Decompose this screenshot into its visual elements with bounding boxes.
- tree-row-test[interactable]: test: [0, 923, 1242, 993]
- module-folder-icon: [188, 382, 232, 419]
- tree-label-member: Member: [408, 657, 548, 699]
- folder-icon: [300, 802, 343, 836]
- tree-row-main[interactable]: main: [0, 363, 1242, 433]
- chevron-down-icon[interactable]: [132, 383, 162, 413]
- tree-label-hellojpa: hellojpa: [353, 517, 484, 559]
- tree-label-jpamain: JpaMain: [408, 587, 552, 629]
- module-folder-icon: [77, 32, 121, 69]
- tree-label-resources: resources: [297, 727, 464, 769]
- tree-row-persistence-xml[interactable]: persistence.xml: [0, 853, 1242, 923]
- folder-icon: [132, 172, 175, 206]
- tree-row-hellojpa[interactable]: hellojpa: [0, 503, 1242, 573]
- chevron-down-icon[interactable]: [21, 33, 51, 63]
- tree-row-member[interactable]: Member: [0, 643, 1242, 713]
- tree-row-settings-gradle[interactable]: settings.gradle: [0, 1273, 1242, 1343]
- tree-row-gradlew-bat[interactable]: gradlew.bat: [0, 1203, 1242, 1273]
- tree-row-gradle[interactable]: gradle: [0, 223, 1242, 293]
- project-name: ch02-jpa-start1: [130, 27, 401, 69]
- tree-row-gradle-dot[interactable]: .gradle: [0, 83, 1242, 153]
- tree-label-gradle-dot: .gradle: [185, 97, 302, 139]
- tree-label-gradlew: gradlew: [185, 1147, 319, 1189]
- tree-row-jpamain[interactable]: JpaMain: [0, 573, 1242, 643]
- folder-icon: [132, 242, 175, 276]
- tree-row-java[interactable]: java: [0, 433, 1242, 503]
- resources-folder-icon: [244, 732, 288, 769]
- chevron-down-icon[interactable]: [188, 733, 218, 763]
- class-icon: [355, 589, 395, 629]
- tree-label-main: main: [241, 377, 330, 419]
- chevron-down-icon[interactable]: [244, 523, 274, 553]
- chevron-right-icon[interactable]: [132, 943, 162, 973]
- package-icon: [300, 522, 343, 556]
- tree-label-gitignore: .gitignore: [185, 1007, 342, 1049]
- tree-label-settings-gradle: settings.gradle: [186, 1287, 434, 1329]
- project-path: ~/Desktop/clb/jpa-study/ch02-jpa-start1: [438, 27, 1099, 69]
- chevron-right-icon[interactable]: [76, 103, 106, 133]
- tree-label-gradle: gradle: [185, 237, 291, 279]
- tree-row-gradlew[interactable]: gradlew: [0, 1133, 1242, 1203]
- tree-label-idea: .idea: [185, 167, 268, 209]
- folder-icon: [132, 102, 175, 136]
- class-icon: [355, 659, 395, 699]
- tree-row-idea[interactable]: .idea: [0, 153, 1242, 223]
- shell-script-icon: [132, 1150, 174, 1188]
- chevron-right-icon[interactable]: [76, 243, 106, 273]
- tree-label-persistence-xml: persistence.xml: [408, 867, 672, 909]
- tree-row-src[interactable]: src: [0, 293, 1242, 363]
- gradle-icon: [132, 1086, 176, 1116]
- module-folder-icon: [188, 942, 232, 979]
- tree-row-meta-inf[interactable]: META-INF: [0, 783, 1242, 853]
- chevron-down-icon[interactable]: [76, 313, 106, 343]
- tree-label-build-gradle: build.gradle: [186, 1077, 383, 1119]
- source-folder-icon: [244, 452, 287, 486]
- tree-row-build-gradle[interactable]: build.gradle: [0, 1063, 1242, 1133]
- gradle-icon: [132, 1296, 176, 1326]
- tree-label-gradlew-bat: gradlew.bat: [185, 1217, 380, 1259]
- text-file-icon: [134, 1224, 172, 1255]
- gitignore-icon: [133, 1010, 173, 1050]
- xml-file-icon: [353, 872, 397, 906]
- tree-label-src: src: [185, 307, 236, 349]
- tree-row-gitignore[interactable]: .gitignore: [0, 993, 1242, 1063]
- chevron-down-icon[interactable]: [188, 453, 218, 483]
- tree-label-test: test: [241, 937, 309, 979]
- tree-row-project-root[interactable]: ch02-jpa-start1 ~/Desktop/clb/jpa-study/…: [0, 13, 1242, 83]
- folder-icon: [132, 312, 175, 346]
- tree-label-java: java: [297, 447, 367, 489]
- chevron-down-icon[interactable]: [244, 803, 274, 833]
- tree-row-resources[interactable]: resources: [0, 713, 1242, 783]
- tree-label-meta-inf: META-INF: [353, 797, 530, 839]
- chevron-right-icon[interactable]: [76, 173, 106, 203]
--- --- ---
Copy the rows above word for word, without changing anything.

▸ **Reply to the task**:
Decompose this screenshot into its visual elements with bounding boxes.
- tree-row-test[interactable]: test: [0, 923, 1242, 993]
- module-folder-icon: [188, 382, 232, 419]
- tree-label-member: Member: [408, 657, 548, 699]
- folder-icon: [300, 802, 343, 836]
- tree-row-main[interactable]: main: [0, 363, 1242, 433]
- chevron-down-icon[interactable]: [132, 383, 162, 413]
- tree-label-hellojpa: hellojpa: [353, 517, 484, 559]
- tree-label-jpamain: JpaMain: [408, 587, 552, 629]
- module-folder-icon: [77, 32, 121, 69]
- tree-label-resources: resources: [297, 727, 464, 769]
- tree-row-persistence-xml[interactable]: persistence.xml: [0, 853, 1242, 923]
- folder-icon: [132, 172, 175, 206]
- tree-row-hellojpa[interactable]: hellojpa: [0, 503, 1242, 573]
- chevron-down-icon[interactable]: [21, 33, 51, 63]
- tree-row-member[interactable]: Member: [0, 643, 1242, 713]
- tree-row-settings-gradle[interactable]: settings.gradle: [0, 1273, 1242, 1343]
- tree-row-gradlew-bat[interactable]: gradlew.bat: [0, 1203, 1242, 1273]
- tree-row-gradle[interactable]: gradle: [0, 223, 1242, 293]
- project-name: ch02-jpa-start1: [130, 27, 401, 69]
- tree-row-gradle-dot[interactable]: .gradle: [0, 83, 1242, 153]
- tree-label-gradle-dot: .gradle: [185, 97, 302, 139]
- tree-label-gradlew: gradlew: [185, 1147, 319, 1189]
- tree-row-jpamain[interactable]: JpaMain: [0, 573, 1242, 643]
- folder-icon: [132, 242, 175, 276]
- tree-row-java[interactable]: java: [0, 433, 1242, 503]
- resources-folder-icon: [244, 732, 288, 769]
- chevron-down-icon[interactable]: [188, 733, 218, 763]
- class-icon: [355, 589, 395, 629]
- tree-label-main: main: [241, 377, 330, 419]
- chevron-down-icon[interactable]: [244, 523, 274, 553]
- chevron-right-icon[interactable]: [132, 943, 162, 973]
- package-icon: [300, 522, 343, 556]
- tree-label-gitignore: .gitignore: [185, 1007, 342, 1049]
- tree-label-settings-gradle: settings.gradle: [186, 1287, 434, 1329]
- project-path: ~/Desktop/clb/jpa-study/ch02-jpa-start1: [438, 27, 1099, 69]
- chevron-right-icon[interactable]: [76, 103, 106, 133]
- tree-label-gradle: gradle: [185, 237, 291, 279]
- tree-row-gradlew[interactable]: gradlew: [0, 1133, 1242, 1203]
- tree-label-idea: .idea: [185, 167, 268, 209]
- folder-icon: [132, 102, 175, 136]
- class-icon: [355, 659, 395, 699]
- tree-row-idea[interactable]: .idea: [0, 153, 1242, 223]
- shell-script-icon: [132, 1150, 174, 1188]
- chevron-right-icon[interactable]: [76, 243, 106, 273]
- tree-label-persistence-xml: persistence.xml: [408, 867, 672, 909]
- tree-row-src[interactable]: src: [0, 293, 1242, 363]
- gradle-icon: [132, 1086, 176, 1116]
- module-folder-icon: [188, 942, 232, 979]
- tree-row-meta-inf[interactable]: META-INF: [0, 783, 1242, 853]
- chevron-down-icon[interactable]: [76, 313, 106, 343]
- tree-label-build-gradle: build.gradle: [186, 1077, 383, 1119]
- source-folder-icon: [244, 452, 287, 486]
- tree-row-build-gradle[interactable]: build.gradle: [0, 1063, 1242, 1133]
- gradle-icon: [132, 1296, 176, 1326]
- tree-label-gradlew-bat: gradlew.bat: [185, 1217, 380, 1259]
- text-file-icon: [134, 1224, 172, 1255]
- gitignore-icon: [133, 1010, 173, 1050]
- xml-file-icon: [353, 872, 397, 906]
- tree-label-src: src: [185, 307, 236, 349]
- tree-row-gitignore[interactable]: .gitignore: [0, 993, 1242, 1063]
- chevron-down-icon[interactable]: [188, 453, 218, 483]
- tree-label-test: test: [241, 937, 309, 979]
- tree-row-project-root[interactable]: ch02-jpa-start1 ~/Desktop/clb/jpa-study/…: [0, 13, 1242, 83]
- folder-icon: [132, 312, 175, 346]
- tree-label-java: java: [297, 447, 367, 489]
- chevron-down-icon[interactable]: [244, 803, 274, 833]
- tree-row-resources[interactable]: resources: [0, 713, 1242, 783]
- tree-label-meta-inf: META-INF: [353, 797, 530, 839]
- chevron-right-icon[interactable]: [76, 173, 106, 203]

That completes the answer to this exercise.